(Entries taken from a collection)
## BEGIN
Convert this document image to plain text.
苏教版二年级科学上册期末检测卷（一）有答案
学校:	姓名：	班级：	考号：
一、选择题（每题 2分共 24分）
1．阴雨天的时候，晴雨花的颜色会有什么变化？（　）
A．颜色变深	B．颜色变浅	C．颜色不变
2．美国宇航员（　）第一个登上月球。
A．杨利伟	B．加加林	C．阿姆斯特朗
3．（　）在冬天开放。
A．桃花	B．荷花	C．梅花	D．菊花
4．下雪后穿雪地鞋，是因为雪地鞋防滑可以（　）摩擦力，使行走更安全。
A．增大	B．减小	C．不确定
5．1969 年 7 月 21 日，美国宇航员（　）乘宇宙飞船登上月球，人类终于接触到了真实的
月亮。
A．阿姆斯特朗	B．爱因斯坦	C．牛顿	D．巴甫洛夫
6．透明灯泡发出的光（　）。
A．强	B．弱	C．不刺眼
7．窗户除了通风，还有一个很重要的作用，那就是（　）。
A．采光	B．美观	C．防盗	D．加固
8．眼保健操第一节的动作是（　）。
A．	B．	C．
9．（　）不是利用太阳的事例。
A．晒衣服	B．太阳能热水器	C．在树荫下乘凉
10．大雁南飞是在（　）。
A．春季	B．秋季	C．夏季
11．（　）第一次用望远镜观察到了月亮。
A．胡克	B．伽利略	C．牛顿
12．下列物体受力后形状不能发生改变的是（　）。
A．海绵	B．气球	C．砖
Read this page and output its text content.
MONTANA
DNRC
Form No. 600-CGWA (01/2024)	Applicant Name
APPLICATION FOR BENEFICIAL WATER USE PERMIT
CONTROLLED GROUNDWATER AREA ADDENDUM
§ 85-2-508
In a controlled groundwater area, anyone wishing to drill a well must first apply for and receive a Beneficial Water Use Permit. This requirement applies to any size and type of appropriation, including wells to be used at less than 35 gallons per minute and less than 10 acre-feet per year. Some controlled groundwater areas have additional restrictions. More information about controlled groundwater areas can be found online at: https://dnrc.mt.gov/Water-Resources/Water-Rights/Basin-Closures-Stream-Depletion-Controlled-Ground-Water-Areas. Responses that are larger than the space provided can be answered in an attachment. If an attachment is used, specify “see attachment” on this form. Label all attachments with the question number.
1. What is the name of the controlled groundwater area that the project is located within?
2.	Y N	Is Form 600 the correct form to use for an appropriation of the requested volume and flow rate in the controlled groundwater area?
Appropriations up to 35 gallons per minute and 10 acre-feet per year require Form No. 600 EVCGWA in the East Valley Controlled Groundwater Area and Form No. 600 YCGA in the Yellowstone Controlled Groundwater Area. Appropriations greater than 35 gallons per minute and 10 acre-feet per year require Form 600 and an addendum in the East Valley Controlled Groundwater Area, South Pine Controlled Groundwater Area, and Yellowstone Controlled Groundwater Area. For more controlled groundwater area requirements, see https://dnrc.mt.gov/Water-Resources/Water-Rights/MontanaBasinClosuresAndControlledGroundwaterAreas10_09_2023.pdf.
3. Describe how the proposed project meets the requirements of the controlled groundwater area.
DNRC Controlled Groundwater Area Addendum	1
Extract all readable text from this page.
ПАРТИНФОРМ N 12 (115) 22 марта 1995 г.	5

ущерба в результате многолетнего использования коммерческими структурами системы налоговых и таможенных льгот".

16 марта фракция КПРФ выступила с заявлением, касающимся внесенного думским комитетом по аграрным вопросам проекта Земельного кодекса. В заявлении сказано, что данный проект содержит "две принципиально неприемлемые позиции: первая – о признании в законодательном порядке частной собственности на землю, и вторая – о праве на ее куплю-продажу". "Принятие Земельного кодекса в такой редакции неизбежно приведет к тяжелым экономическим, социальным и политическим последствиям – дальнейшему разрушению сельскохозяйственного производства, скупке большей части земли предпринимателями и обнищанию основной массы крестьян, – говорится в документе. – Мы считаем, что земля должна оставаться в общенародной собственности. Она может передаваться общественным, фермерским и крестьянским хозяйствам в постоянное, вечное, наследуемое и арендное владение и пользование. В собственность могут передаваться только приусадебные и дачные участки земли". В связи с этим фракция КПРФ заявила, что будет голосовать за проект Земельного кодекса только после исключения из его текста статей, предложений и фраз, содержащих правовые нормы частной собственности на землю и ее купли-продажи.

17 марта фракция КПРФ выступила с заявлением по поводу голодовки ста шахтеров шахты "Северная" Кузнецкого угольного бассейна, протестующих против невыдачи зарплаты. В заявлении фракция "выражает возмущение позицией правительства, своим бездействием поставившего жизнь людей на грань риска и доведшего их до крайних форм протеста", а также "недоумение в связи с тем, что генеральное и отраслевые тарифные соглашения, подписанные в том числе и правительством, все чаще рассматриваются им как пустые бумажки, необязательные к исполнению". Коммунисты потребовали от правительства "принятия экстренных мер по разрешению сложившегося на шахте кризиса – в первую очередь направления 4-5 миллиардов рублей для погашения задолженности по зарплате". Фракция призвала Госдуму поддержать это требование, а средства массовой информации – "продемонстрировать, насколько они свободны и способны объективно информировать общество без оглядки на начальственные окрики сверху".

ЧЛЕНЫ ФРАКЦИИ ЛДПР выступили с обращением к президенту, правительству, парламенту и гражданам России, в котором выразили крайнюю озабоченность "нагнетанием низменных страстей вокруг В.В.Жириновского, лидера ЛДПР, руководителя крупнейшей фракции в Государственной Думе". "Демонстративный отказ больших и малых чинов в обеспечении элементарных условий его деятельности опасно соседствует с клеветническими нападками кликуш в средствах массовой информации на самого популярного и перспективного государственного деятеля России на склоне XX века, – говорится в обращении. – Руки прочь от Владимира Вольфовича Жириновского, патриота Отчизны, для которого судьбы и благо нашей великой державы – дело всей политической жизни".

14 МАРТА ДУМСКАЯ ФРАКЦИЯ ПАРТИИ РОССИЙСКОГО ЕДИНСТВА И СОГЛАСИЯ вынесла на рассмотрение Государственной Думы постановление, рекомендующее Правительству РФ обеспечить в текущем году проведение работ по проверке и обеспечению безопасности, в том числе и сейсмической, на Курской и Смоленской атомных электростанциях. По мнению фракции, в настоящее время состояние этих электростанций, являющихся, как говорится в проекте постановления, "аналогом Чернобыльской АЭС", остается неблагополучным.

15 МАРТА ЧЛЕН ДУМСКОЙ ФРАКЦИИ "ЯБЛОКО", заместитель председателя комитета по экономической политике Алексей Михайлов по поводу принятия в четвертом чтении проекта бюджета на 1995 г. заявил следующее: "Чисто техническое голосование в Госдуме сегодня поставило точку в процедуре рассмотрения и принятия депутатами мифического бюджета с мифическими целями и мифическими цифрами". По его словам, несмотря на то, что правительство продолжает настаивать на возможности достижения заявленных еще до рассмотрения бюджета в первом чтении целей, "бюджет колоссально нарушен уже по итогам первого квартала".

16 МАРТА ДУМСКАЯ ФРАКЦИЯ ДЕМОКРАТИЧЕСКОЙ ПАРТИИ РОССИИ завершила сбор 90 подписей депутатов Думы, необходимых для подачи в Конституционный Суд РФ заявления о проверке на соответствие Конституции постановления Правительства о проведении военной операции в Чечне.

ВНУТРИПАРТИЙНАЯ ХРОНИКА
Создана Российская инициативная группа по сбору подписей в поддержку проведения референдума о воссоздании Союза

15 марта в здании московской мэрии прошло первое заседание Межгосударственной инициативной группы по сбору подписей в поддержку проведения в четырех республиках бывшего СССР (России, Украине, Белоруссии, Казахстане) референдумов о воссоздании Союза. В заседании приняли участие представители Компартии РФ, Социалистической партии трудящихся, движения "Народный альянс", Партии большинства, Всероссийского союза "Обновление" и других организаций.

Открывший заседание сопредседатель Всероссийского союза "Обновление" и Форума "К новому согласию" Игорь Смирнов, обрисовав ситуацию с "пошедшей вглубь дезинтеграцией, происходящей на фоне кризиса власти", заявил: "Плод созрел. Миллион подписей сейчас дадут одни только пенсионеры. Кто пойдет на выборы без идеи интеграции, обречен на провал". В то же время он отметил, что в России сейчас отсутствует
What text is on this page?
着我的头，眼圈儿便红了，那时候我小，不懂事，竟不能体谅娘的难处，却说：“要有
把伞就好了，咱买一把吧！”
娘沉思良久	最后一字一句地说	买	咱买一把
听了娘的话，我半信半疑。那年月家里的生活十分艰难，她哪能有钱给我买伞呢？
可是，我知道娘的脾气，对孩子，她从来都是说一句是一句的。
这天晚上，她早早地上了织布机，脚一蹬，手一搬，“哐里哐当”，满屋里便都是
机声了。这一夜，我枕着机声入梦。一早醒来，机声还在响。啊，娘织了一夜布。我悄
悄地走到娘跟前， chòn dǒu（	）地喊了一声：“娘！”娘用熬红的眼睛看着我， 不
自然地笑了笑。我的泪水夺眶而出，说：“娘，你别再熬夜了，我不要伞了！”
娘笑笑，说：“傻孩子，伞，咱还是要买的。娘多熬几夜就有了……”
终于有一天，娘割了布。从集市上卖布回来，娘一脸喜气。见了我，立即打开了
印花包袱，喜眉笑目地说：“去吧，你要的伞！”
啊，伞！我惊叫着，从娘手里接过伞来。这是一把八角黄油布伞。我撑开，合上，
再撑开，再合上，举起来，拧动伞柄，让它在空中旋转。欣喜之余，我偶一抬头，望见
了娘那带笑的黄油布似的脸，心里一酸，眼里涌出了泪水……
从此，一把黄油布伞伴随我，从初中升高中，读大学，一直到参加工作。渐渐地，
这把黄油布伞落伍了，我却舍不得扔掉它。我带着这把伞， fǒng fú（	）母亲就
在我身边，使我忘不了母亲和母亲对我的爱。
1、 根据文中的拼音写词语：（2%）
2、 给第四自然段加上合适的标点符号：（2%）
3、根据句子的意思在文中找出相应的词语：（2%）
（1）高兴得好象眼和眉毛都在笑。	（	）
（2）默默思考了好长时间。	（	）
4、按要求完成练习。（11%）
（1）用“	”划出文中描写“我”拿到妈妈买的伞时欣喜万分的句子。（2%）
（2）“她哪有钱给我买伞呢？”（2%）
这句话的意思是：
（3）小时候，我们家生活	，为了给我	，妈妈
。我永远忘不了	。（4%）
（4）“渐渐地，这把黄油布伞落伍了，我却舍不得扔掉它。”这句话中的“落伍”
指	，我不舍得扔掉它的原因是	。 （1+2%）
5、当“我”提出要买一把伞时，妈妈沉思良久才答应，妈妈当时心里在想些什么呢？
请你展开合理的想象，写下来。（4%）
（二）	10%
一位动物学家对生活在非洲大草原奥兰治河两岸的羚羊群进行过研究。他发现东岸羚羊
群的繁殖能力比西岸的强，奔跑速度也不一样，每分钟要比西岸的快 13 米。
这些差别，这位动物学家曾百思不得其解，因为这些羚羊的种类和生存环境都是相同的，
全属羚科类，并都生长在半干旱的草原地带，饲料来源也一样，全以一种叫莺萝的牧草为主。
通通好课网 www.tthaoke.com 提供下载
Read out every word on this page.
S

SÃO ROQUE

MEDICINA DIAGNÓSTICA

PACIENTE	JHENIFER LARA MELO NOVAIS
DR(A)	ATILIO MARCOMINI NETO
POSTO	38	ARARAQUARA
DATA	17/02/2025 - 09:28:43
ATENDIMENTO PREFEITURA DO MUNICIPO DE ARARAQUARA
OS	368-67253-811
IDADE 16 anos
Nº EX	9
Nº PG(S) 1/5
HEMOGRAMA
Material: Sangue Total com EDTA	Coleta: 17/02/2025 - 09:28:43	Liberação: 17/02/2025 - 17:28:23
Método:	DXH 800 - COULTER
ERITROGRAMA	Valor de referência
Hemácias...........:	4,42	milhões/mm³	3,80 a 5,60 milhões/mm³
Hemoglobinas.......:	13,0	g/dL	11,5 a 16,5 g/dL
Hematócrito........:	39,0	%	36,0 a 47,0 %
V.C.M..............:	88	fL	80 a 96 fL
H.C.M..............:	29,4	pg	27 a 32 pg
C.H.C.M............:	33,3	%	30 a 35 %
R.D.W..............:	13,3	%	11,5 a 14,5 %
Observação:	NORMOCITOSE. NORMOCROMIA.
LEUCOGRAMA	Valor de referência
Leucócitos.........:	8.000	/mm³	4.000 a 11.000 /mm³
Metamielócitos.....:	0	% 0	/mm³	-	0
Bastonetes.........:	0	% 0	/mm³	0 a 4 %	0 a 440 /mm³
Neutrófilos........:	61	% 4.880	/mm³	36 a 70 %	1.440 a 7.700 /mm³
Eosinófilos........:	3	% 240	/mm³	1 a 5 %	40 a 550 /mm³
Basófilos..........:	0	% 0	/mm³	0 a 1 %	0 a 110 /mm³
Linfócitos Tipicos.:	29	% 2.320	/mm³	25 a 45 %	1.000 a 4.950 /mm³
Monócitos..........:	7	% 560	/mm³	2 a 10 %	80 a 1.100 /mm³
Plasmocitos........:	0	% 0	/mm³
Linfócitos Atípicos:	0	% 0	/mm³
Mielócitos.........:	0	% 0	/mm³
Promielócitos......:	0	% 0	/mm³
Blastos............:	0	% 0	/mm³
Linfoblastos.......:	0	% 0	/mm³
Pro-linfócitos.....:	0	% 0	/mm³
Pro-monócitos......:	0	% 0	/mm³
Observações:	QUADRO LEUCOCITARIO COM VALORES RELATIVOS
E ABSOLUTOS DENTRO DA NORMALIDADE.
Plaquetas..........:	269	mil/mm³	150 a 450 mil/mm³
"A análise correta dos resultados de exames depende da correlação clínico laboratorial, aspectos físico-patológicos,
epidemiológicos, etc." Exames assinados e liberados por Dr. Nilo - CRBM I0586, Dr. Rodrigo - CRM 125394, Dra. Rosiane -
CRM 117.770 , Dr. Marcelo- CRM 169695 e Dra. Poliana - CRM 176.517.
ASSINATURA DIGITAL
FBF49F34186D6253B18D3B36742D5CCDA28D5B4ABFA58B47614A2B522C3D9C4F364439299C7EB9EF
## END
§ **Problem**
Each line above that includes "text" should be shown.

§ **Output for this exercise**
Convert this document image to plain text.
Read this page and output its text content.
Extract all readable text from this page.
What text is on this page?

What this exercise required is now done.